§ **JOB**:
Set down each record exactly as written.

§ **RECORDS FOR THIS EXERCISE**:
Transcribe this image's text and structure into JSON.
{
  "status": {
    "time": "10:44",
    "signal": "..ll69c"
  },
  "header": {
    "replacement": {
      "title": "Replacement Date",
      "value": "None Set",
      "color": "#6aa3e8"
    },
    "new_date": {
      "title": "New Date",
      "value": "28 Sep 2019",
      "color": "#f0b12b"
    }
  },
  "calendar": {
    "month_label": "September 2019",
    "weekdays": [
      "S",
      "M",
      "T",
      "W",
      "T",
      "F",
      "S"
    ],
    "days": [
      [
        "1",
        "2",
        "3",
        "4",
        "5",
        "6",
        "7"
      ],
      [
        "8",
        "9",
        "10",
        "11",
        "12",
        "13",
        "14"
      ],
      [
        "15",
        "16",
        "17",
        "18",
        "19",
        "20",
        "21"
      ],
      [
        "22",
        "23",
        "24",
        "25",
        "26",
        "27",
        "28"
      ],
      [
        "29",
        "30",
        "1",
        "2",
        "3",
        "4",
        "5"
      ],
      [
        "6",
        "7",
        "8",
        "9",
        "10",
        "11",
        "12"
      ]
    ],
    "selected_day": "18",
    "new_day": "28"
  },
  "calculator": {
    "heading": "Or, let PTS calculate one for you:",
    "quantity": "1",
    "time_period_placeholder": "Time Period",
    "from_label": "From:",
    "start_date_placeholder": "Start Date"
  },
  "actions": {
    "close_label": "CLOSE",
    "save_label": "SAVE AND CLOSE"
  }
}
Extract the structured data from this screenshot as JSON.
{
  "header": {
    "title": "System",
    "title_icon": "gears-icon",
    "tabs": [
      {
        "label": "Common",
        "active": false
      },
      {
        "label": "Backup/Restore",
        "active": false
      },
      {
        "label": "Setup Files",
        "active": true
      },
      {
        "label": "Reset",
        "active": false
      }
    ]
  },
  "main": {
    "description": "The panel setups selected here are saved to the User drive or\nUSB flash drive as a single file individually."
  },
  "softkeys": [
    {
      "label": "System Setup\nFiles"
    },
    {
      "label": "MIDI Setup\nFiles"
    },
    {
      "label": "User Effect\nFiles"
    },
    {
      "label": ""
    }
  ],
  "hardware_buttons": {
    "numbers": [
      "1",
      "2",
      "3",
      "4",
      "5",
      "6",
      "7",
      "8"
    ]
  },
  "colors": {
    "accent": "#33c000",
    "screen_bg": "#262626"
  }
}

§ **EXERCISE RESULT**:
Transcribe this image's text and structure into JSON.
{
  "status": {
    "time": "10:44",
    "signal": "..ll69c"
  },
  "header": {
    "replacement": {
      "title": "Replacement Date",
      "value": "None Set",
      "color": "#6aa3e8"
    },
    "new_date": {
      "title": "New Date",
      "value": "28 Sep 2019",
      "color": "#f0b12b"
    }
  },
  "calendar": {
    "month_label": "September 2019",
    "weekdays": [
      "S",
      "M",
      "T",
      "W",
      "T",
      "F",
      "S"
    ],
    "days": [
      [
        "1",
        "2",
        "3",
        "4",
        "5",
        "6",
        "7"
      ],
      [
        "8",
        "9",
        "10",
        "11",
        "12",
        "13",
        "14"
      ],
      [
        "15",
        "16",
        "17",
        "18",
        "19",
        "20",
        "21"
      ],
      [
        "22",
        "23",
        "24",
        "25",
        "26",
        "27",
        "28"
      ],
      [
        "29",
        "30",
        "1",
        "2",
        "3",
        "4",
        "5"
      ],
      [
        "6",
        "7",
        "8",
        "9",
        "10",
        "11",
        "12"
      ]
    ],
    "selected_day": "18",
    "new_day": "28"
  },
  "calculator": {
    "heading": "Or, let PTS calculate one for you:",
    "quantity": "1",
    "time_period_placeholder": "Time Period",
    "from_label": "From:",
    "start_date_placeholder": "Start Date"
  },
  "actions": {
    "close_label": "CLOSE",
    "save_label": "SAVE AND CLOSE"
  }
}
Extract the structured data from this screenshot as JSON.
{
  "header": {
    "title": "System",
    "title_icon": "gears-icon",
    "tabs": [
      {
        "label": "Common",
        "active": false
      },
      {
        "label": "Backup/Restore",
        "active": false
      },
      {
        "label": "Setup Files",
        "active": true
      },
      {
        "label": "Reset",
        "active": false
      }
    ]
  },
  "main": {
    "description": "The panel setups selected here are saved to the User drive or\nUSB flash drive as a single file individually."
  },
  "softkeys": [
    {
      "label": "System Setup\nFiles"
    },
    {
      "label": "MIDI Setup\nFiles"
    },
    {
      "label": "User Effect\nFiles"
    },
    {
      "label": ""
    }
  ],
  "hardware_buttons": {
    "numbers": [
      "1",
      "2",
      "3",
      "4",
      "5",
      "6",
      "7",
      "8"
    ]
  },
  "colors": {
    "accent": "#33c000",
    "screen_bg": "#262626"
  }
}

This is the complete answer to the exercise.